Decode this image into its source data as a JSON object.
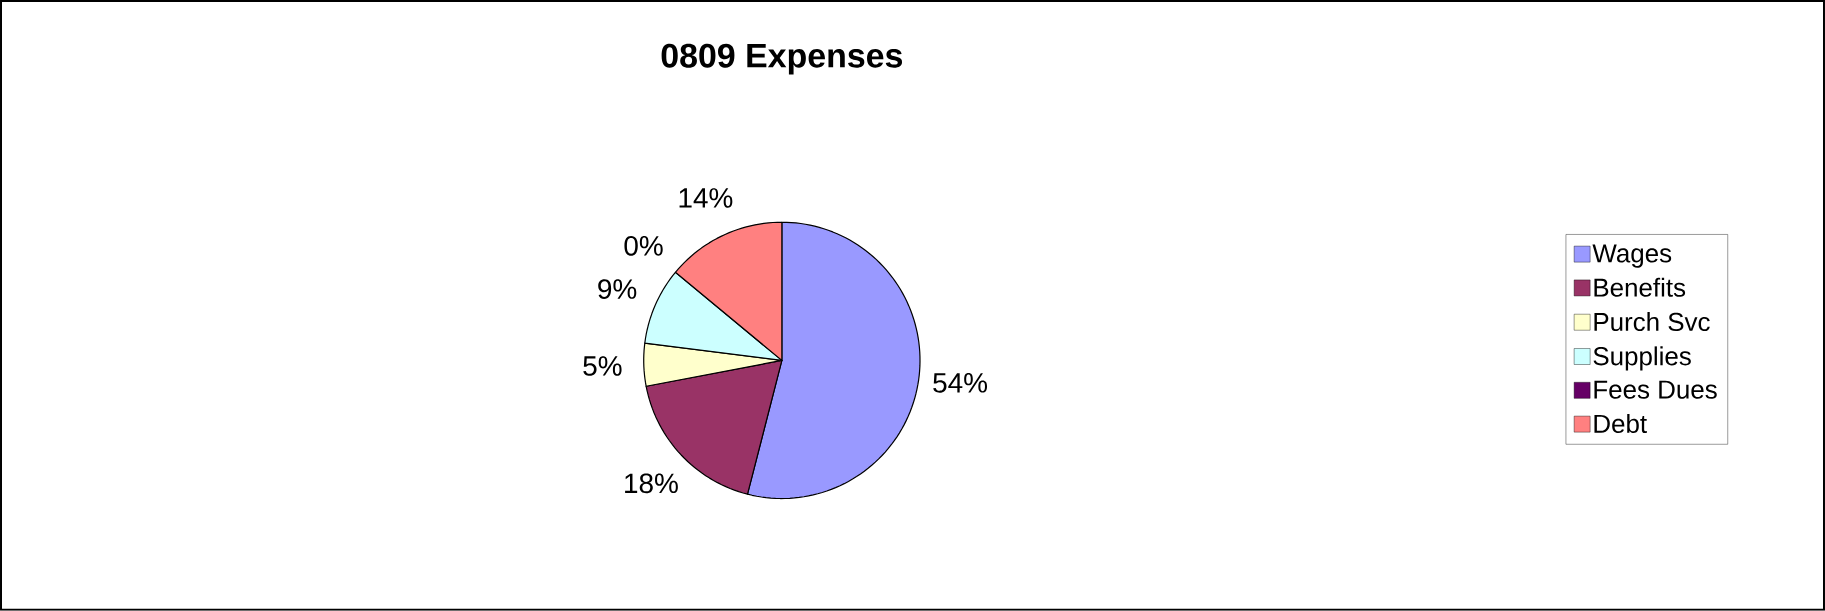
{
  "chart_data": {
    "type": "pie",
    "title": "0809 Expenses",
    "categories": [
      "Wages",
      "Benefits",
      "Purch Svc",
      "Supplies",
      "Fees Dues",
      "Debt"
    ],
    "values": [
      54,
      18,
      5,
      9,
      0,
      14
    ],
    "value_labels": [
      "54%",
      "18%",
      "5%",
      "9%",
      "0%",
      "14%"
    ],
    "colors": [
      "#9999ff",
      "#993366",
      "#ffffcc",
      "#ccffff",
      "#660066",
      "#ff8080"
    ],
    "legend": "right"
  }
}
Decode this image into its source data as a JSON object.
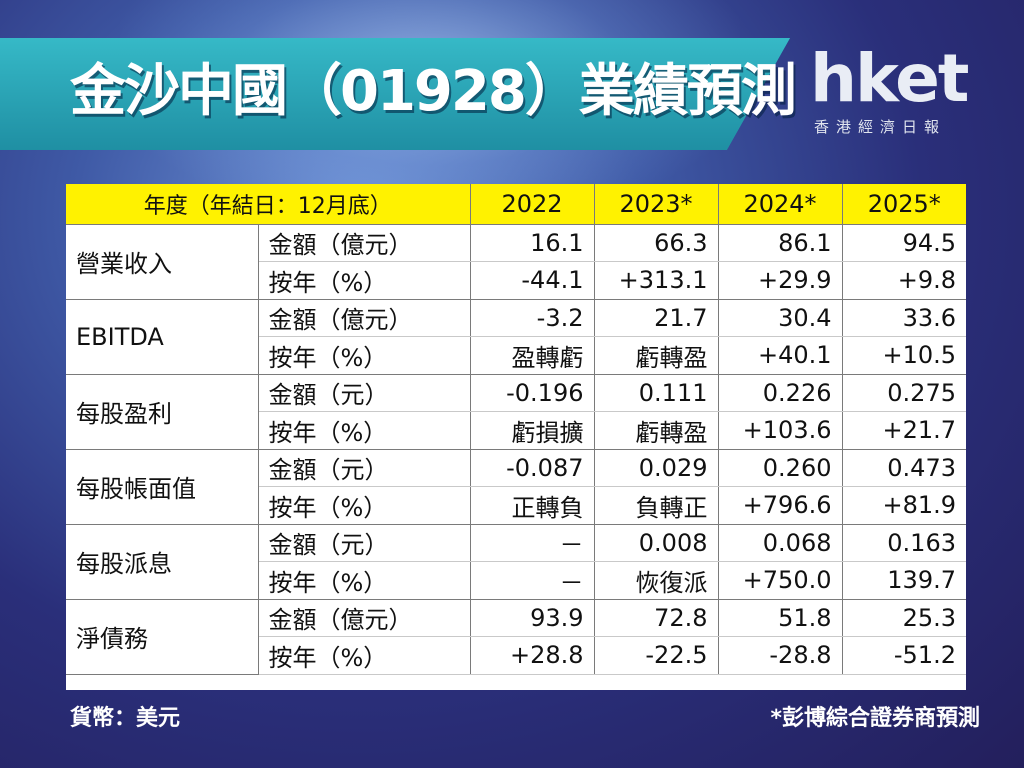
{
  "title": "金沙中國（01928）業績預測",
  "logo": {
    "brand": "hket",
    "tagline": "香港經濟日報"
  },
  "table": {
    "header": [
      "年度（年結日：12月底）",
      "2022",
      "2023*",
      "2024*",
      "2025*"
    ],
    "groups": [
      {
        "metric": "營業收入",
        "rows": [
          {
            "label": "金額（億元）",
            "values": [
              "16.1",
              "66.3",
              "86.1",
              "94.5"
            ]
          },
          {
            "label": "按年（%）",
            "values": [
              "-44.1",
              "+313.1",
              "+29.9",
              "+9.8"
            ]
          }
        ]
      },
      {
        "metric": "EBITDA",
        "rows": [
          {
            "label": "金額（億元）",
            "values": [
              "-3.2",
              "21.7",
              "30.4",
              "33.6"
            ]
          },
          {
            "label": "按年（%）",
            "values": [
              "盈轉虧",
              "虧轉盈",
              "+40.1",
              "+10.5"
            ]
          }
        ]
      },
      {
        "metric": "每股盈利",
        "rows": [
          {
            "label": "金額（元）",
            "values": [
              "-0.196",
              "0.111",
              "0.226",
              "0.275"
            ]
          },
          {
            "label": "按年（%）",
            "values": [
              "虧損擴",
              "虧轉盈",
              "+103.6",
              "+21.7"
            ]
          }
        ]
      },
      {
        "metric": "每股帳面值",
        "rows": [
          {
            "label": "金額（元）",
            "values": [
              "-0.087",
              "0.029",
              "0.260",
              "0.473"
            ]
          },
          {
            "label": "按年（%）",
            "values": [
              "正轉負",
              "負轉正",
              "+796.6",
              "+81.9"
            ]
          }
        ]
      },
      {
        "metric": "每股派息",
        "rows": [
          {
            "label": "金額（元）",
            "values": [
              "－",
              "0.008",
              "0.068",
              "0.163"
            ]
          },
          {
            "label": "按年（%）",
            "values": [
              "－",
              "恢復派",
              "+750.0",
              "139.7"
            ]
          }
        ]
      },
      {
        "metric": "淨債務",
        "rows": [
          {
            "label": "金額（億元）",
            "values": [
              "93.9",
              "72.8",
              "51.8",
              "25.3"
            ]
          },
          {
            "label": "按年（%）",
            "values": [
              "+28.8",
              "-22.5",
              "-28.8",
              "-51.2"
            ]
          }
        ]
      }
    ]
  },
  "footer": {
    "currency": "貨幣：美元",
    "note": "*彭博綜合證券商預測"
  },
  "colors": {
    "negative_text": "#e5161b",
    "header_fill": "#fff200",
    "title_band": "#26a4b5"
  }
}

++++++

**Your objective:**
Drop the images and quote the entries word for word.

**Reply:**
Decode this image into its source data as a JSON object.
{
  "chart_data": {
    "type": "pie",
    "title": "0809 Expenses",
    "categories": [
      "Wages",
      "Benefits",
      "Purch Svc",
      "Supplies",
      "Fees Dues",
      "Debt"
    ],
    "values": [
      54,
      18,
      5,
      9,
      0,
      14
    ],
    "value_labels": [
      "54%",
      "18%",
      "5%",
      "9%",
      "0%",
      "14%"
    ],
    "colors": [
      "#9999ff",
      "#993366",
      "#ffffcc",
      "#ccffff",
      "#660066",
      "#ff8080"
    ],
    "legend": "right"
  }
}
Decode this image into its source data as a JSON object.
{
  "title": "金沙中國（01928）業績預測",
  "logo": {
    "brand": "hket",
    "tagline": "香港經濟日報"
  },
  "table": {
    "header": [
      "年度（年結日：12月底）",
      "2022",
      "2023*",
      "2024*",
      "2025*"
    ],
    "groups": [
      {
        "metric": "營業收入",
        "rows": [
          {
            "label": "金額（億元）",
            "values": [
              "16.1",
              "66.3",
              "86.1",
              "94.5"
            ]
          },
          {
            "label": "按年（%）",
            "values": [
              "-44.1",
              "+313.1",
              "+29.9",
              "+9.8"
            ]
          }
        ]
      },
      {
        "metric": "EBITDA",
        "rows": [
          {
            "label": "金額（億元）",
            "values": [
              "-3.2",
              "21.7",
              "30.4",
              "33.6"
            ]
          },
          {
            "label": "按年（%）",
            "values": [
              "盈轉虧",
              "虧轉盈",
              "+40.1",
              "+10.5"
            ]
          }
        ]
      },
      {
        "metric": "每股盈利",
        "rows": [
          {
            "label": "金額（元）",
            "values": [
              "-0.196",
              "0.111",
              "0.226",
              "0.275"
            ]
          },
          {
            "label": "按年（%）",
            "values": [
              "虧損擴",
              "虧轉盈",
              "+103.6",
              "+21.7"
            ]
          }
        ]
      },
      {
        "metric": "每股帳面值",
        "rows": [
          {
            "label": "金額（元）",
            "values": [
              "-0.087",
              "0.029",
              "0.260",
              "0.473"
            ]
          },
          {
            "label": "按年（%）",
            "values": [
              "正轉負",
              "負轉正",
              "+796.6",
              "+81.9"
            ]
          }
        ]
      },
      {
        "metric": "每股派息",
        "rows": [
          {
            "label": "金額（元）",
            "values": [
              "－",
              "0.008",
              "0.068",
              "0.163"
            ]
          },
          {
            "label": "按年（%）",
            "values": [
              "－",
              "恢復派",
              "+750.0",
              "139.7"
            ]
          }
        ]
      },
      {
        "metric": "淨債務",
        "rows": [
          {
            "label": "金額（億元）",
            "values": [
              "93.9",
              "72.8",
              "51.8",
              "25.3"
            ]
          },
          {
            "label": "按年（%）",
            "values": [
              "+28.8",
              "-22.5",
              "-28.8",
              "-51.2"
            ]
          }
        ]
      }
    ]
  },
  "footer": {
    "currency": "貨幣：美元",
    "note": "*彭博綜合證券商預測"
  },
  "colors": {
    "negative_text": "#e5161b",
    "header_fill": "#fff200",
    "title_band": "#26a4b5"
  }
}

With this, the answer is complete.